╔══

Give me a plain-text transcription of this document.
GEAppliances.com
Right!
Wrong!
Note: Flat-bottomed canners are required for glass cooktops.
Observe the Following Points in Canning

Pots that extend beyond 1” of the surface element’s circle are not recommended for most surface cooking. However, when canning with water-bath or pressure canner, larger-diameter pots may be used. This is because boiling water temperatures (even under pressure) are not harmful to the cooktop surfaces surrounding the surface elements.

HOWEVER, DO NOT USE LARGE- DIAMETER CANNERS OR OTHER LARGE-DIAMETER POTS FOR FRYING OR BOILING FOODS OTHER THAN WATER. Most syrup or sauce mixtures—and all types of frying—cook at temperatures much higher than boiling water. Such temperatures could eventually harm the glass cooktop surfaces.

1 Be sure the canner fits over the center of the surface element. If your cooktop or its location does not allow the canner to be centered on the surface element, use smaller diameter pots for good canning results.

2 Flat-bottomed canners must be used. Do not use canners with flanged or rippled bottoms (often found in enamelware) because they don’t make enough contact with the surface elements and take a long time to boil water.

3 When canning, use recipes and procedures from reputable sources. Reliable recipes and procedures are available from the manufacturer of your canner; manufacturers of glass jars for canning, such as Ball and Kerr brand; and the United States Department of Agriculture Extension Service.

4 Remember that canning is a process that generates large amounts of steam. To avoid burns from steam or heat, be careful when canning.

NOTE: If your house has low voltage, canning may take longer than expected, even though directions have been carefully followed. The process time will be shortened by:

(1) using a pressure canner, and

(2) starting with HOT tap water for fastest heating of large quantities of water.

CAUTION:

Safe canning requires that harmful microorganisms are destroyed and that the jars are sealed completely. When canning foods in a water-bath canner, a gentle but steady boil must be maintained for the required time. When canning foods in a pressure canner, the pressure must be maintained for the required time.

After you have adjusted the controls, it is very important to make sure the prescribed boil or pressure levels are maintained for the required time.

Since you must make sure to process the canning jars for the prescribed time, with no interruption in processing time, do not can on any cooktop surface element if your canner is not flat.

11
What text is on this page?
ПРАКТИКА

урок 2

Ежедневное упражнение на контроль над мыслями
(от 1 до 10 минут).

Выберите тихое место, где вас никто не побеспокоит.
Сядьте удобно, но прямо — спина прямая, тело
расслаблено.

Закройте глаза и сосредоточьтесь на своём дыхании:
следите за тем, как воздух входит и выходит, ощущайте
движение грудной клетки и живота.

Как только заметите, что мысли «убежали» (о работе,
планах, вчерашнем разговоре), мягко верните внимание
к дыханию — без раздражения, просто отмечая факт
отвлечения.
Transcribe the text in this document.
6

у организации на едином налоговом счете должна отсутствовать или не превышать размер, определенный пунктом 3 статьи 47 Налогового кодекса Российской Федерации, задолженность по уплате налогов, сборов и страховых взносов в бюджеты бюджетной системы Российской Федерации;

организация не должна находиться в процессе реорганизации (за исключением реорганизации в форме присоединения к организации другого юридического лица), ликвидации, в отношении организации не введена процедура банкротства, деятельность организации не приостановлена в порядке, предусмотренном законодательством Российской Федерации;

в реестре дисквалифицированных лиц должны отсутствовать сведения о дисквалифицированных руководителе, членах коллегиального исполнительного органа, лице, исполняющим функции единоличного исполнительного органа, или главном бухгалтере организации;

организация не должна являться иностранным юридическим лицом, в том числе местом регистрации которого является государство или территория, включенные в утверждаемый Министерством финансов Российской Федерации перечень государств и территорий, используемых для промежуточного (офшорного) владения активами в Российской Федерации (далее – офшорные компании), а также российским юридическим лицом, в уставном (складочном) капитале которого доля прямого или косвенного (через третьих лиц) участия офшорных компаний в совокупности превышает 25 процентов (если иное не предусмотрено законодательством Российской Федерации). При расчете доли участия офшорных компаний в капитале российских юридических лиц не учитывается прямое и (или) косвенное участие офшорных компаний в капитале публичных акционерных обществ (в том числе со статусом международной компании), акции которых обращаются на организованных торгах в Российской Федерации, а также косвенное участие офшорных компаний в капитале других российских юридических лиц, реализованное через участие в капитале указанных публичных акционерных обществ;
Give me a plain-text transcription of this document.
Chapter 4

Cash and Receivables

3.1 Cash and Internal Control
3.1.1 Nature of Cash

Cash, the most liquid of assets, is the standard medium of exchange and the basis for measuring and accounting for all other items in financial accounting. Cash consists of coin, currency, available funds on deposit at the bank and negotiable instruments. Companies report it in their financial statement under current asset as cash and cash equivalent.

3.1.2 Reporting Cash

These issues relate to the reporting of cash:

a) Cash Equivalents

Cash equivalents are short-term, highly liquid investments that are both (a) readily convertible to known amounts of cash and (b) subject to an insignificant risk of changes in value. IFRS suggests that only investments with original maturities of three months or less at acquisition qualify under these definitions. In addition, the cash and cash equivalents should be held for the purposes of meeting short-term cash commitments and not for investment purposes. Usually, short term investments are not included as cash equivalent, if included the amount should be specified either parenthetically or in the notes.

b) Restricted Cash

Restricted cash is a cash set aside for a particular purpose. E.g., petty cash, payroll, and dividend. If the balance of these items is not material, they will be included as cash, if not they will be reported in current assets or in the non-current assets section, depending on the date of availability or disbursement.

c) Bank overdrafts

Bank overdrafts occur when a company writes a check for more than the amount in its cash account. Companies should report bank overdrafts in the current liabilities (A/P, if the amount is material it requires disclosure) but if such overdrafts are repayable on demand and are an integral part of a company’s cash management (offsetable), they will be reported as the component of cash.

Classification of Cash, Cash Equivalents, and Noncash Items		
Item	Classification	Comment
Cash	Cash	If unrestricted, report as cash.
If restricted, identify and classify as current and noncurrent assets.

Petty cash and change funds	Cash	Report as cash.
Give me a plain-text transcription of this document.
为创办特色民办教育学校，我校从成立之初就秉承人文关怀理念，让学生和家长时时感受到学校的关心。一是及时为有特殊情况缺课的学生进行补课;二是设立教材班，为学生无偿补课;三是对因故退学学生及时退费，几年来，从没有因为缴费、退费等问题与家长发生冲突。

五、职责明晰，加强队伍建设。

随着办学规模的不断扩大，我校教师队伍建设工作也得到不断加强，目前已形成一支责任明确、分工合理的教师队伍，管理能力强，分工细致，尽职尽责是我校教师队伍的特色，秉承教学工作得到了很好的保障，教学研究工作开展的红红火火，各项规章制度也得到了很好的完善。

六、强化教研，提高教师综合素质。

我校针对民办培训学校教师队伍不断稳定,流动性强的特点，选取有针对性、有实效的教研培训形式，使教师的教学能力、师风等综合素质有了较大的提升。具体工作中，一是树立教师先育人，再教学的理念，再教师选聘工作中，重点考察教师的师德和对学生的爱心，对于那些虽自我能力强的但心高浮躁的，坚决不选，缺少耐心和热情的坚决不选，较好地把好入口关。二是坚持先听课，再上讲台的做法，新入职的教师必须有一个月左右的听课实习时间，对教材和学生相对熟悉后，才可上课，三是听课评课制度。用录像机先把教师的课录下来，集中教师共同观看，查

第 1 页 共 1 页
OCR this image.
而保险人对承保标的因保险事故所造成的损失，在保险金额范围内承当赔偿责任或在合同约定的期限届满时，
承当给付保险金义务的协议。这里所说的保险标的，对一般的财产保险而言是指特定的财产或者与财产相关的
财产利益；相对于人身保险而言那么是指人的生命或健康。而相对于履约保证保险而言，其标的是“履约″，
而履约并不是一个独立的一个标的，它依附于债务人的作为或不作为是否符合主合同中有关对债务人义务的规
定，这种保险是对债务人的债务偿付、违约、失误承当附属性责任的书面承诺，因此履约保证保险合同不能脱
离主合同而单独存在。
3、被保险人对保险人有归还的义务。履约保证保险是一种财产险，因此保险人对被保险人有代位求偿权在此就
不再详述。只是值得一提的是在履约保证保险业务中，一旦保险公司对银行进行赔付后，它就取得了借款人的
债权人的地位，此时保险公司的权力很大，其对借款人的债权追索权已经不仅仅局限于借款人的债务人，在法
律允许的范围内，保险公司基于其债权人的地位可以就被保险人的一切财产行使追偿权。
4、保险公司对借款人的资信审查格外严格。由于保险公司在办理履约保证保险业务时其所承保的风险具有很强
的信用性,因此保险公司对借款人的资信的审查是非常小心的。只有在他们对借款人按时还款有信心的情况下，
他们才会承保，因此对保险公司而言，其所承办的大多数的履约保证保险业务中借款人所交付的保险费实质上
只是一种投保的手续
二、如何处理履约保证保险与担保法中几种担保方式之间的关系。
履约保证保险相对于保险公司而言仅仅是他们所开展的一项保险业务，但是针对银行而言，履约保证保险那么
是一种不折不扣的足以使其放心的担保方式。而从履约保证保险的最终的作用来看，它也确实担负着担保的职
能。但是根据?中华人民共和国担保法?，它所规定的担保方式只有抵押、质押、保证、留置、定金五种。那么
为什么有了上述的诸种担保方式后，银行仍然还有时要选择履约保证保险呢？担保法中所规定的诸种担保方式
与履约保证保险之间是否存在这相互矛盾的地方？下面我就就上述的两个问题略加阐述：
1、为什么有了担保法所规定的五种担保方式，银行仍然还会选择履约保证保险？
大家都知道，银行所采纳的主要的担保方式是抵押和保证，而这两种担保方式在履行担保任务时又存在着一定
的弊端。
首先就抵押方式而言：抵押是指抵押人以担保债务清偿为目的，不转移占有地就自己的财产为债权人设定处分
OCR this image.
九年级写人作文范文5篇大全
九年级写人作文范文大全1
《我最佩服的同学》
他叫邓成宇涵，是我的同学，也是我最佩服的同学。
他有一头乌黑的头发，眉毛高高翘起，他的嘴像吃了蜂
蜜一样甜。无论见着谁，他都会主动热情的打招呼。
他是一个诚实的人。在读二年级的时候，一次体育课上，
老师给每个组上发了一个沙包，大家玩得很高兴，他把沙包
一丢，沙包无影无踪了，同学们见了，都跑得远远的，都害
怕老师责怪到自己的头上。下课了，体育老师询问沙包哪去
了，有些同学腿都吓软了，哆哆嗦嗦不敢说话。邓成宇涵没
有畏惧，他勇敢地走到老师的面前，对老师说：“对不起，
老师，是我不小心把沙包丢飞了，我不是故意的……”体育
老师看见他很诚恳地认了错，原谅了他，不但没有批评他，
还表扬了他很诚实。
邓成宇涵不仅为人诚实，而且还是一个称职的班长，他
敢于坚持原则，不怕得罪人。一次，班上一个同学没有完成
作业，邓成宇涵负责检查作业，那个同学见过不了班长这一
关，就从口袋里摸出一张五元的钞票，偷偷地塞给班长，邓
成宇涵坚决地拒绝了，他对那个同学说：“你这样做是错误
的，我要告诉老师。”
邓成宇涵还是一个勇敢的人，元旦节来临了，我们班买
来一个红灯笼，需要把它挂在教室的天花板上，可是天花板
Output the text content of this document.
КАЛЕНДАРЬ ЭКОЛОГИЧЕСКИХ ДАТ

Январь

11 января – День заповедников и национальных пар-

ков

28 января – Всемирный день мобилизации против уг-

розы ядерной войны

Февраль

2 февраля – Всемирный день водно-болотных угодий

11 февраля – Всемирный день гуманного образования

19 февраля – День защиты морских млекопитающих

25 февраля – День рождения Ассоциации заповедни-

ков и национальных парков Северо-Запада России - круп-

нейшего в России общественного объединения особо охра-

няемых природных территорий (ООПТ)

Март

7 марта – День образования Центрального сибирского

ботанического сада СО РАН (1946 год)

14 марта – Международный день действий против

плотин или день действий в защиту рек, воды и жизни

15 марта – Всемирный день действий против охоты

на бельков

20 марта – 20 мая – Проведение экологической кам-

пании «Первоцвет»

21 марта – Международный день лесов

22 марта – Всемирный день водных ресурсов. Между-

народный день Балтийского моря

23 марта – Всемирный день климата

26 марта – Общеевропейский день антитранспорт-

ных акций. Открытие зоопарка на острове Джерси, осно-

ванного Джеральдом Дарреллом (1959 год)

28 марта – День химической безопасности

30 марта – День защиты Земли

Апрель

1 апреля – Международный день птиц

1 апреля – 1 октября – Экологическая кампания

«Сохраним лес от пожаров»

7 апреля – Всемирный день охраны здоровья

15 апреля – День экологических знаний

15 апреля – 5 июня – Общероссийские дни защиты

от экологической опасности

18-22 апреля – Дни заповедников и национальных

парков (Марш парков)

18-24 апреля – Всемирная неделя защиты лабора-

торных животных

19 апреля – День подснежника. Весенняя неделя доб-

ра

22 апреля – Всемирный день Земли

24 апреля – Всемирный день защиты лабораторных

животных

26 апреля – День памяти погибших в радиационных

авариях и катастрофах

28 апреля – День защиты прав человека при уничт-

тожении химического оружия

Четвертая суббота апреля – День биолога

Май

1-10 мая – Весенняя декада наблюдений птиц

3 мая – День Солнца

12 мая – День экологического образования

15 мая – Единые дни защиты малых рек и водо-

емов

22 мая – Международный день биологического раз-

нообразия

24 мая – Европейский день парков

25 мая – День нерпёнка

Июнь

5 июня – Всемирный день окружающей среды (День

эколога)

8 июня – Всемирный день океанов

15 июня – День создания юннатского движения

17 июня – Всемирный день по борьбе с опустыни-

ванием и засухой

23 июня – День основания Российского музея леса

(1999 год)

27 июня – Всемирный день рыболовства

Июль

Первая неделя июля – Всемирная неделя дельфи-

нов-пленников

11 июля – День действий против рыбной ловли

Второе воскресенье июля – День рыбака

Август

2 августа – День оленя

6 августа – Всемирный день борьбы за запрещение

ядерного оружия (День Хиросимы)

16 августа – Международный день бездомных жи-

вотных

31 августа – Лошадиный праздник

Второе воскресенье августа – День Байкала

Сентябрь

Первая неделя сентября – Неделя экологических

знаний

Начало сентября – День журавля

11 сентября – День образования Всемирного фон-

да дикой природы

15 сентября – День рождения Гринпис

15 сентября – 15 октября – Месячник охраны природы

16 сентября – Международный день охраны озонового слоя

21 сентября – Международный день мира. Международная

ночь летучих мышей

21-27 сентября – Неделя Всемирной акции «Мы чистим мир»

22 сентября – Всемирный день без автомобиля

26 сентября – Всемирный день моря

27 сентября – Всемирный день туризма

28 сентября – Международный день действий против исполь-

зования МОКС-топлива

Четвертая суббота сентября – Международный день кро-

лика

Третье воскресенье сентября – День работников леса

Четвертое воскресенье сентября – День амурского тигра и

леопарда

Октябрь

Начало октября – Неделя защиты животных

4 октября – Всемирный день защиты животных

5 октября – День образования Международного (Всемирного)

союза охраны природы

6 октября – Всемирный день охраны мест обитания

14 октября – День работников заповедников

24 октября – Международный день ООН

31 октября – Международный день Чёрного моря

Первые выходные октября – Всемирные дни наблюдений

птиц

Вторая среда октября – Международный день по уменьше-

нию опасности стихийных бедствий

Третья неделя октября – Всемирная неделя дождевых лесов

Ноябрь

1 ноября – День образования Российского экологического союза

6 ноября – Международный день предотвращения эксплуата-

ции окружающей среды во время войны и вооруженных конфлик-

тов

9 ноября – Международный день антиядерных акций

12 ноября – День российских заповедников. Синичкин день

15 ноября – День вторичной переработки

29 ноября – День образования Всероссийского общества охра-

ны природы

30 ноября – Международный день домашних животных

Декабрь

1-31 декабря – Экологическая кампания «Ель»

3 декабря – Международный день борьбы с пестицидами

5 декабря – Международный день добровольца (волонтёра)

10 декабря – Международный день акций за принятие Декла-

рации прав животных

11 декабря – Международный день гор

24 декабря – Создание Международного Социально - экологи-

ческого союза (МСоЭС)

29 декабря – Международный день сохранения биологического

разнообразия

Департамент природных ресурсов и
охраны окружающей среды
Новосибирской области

╚══

= TASK =
Filter out every line that lacks the word "работников", and copy the rest.

= WRITTEN ANSWER =
Третье воскресенье сентября – День работников леса
14 октября – День работников заповедников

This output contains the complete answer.